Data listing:
########################################
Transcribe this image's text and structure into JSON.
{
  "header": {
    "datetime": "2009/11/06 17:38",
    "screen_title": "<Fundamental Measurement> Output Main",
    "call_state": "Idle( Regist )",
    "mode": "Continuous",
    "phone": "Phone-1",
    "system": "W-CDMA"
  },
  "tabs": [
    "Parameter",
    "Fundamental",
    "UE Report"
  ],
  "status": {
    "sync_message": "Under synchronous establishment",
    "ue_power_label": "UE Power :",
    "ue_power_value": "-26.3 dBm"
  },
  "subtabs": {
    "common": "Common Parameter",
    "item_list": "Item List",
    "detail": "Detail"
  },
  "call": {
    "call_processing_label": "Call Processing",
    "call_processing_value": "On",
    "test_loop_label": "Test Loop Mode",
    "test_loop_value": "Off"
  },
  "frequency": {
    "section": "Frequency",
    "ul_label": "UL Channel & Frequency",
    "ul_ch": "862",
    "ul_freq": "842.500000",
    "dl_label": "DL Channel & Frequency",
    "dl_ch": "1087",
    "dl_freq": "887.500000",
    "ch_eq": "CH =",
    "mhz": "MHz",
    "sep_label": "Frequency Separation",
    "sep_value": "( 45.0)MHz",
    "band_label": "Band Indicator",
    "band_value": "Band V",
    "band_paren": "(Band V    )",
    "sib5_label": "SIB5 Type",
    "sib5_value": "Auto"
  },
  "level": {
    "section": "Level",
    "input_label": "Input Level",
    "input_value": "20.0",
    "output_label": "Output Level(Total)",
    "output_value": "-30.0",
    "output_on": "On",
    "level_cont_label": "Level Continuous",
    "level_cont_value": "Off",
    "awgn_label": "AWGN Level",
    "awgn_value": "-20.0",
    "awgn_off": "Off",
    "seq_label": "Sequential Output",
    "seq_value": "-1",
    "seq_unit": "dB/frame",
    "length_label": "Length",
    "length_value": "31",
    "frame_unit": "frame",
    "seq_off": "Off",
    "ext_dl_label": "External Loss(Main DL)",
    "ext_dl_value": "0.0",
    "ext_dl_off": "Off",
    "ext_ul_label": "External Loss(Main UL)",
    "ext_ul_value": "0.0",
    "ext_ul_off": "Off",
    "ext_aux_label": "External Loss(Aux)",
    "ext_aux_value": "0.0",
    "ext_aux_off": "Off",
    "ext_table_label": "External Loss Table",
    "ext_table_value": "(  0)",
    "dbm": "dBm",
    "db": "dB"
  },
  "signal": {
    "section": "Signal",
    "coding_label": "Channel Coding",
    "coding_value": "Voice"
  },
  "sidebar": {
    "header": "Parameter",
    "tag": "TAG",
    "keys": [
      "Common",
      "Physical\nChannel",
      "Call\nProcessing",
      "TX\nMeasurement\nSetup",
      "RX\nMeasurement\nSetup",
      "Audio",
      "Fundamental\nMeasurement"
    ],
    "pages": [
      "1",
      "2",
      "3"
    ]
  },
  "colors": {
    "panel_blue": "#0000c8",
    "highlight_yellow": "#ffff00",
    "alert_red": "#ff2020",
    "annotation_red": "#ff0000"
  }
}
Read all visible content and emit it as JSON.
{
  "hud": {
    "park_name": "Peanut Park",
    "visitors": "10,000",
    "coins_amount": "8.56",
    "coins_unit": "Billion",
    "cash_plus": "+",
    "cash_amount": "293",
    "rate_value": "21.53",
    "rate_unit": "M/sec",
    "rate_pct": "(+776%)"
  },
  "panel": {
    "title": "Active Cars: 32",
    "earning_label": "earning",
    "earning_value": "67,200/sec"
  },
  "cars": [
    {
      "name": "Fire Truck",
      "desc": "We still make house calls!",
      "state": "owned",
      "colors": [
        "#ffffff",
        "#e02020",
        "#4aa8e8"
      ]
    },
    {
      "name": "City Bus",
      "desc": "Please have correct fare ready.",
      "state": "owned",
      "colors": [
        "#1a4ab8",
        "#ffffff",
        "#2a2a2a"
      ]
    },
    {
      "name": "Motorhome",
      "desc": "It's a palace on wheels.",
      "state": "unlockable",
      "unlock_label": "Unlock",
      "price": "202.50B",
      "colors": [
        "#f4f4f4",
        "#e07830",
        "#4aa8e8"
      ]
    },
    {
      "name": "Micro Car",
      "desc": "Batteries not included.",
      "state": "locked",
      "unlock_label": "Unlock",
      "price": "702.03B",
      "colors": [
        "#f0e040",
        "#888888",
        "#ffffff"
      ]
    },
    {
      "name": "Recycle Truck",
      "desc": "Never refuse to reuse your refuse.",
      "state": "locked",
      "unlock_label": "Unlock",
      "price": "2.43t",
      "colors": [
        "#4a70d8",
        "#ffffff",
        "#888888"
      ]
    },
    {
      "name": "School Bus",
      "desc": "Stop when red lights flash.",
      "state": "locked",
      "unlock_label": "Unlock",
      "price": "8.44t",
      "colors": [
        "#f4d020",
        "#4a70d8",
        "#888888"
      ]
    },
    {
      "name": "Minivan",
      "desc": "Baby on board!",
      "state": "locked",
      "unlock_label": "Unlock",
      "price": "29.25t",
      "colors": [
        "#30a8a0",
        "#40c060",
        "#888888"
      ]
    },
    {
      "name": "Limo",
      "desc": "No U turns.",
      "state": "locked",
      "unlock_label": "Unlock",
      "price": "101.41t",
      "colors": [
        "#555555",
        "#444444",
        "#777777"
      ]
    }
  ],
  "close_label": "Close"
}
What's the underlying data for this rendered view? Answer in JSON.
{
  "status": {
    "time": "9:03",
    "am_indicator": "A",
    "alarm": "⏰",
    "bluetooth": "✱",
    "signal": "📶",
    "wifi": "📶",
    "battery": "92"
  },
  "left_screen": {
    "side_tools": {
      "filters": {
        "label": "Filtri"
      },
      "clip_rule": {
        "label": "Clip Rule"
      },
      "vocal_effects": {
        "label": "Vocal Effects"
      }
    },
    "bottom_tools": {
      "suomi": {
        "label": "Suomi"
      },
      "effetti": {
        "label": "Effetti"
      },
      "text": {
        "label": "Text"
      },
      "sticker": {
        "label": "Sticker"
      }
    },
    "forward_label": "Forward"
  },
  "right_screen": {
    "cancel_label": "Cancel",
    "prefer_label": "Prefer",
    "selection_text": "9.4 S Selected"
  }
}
########################################
* _THE TASK_
Track down all lines above with the string "this" and copy them.

* _CORRECT ANSWER_
Transcribe this image's text and structure into JSON.
What's the underlying data for this rendered view? Answer in JSON.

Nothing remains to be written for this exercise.